Identify each line in the records below that contains the word "JSON", and copy it.

Entries from a dataset:
[start]

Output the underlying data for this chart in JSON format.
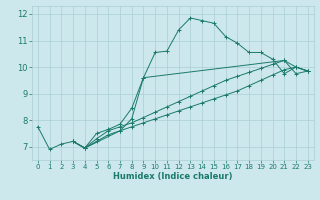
{
  "xlabel": "Humidex (Indice chaleur)",
  "xlim": [
    -0.5,
    23.5
  ],
  "ylim": [
    6.5,
    12.3
  ],
  "yticks": [
    7,
    8,
    9,
    10,
    11,
    12
  ],
  "xticks": [
    0,
    1,
    2,
    3,
    4,
    5,
    6,
    7,
    8,
    9,
    10,
    11,
    12,
    13,
    14,
    15,
    16,
    17,
    18,
    19,
    20,
    21,
    22,
    23
  ],
  "bg_color": "#cde8ec",
  "grid_color": "#aacdd2",
  "line_color": "#1a7a6a",
  "lines": [
    {
      "x": [
        0,
        1,
        2,
        3,
        4,
        5,
        6,
        7,
        8,
        9,
        10,
        11,
        12,
        13,
        14,
        15,
        16,
        17,
        18,
        19,
        20,
        21,
        22,
        23
      ],
      "y": [
        7.75,
        6.9,
        7.1,
        7.2,
        6.95,
        7.5,
        7.65,
        7.85,
        8.45,
        9.6,
        10.55,
        10.6,
        11.4,
        11.85,
        11.75,
        11.65,
        11.15,
        10.9,
        10.55,
        10.55,
        10.3,
        9.75,
        10.0,
        9.85
      ]
    },
    {
      "x": [
        3,
        4,
        7,
        8,
        9,
        21,
        22,
        23
      ],
      "y": [
        7.2,
        6.95,
        7.6,
        8.05,
        9.6,
        10.25,
        9.75,
        9.85
      ]
    },
    {
      "x": [
        3,
        4,
        5,
        6,
        7,
        8,
        9,
        10,
        11,
        12,
        13,
        14,
        15,
        16,
        17,
        18,
        19,
        20,
        21,
        22,
        23
      ],
      "y": [
        7.2,
        6.95,
        7.3,
        7.6,
        7.75,
        7.9,
        8.1,
        8.3,
        8.5,
        8.7,
        8.9,
        9.1,
        9.3,
        9.5,
        9.65,
        9.8,
        9.95,
        10.1,
        10.25,
        10.0,
        9.85
      ]
    },
    {
      "x": [
        3,
        4,
        5,
        6,
        7,
        8,
        9,
        10,
        11,
        12,
        13,
        14,
        15,
        16,
        17,
        18,
        19,
        20,
        21,
        22,
        23
      ],
      "y": [
        7.2,
        6.95,
        7.2,
        7.45,
        7.6,
        7.75,
        7.9,
        8.05,
        8.2,
        8.35,
        8.5,
        8.65,
        8.8,
        8.95,
        9.1,
        9.3,
        9.5,
        9.7,
        9.9,
        10.0,
        9.85
      ]
    }
  ]
}
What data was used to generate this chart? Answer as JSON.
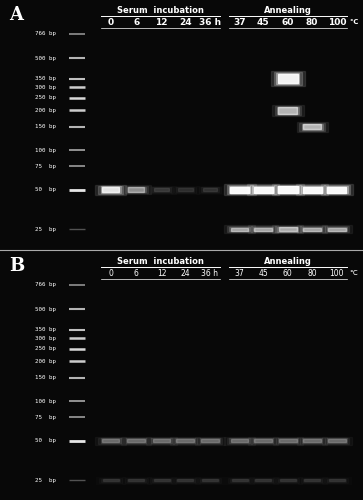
{
  "bg_color": "#080808",
  "text_color": "#ffffff",
  "ladder_labels_A": [
    "766 bp",
    "500 bp",
    "350 bp",
    "300 bp",
    "250 bp",
    "200 bp",
    "150 bp",
    "100 bp",
    "75  bp",
    "50  bp",
    "25  bp"
  ],
  "ladder_labels_B": [
    "766 bp",
    "500 bp",
    "350 bp",
    "300 bp",
    "250 bp",
    "200 bp",
    "150 bp",
    "100 bp",
    "75  bp",
    "50  bp",
    "25  bp"
  ],
  "bp_sizes": [
    766,
    500,
    350,
    300,
    250,
    200,
    150,
    100,
    75,
    50,
    25
  ],
  "serum_labels": [
    "0",
    "6",
    "12",
    "24",
    "36 h"
  ],
  "annealing_labels": [
    "37",
    "45",
    "60",
    "80",
    "100"
  ],
  "serum_title": "Serum  incubation",
  "annealing_title": "Annealing",
  "panel_A_label": "A",
  "panel_B_label": "B"
}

[end]

Written response:
Output the underlying data for this chart in JSON format.
What data was used to generate this chart? Answer as JSON.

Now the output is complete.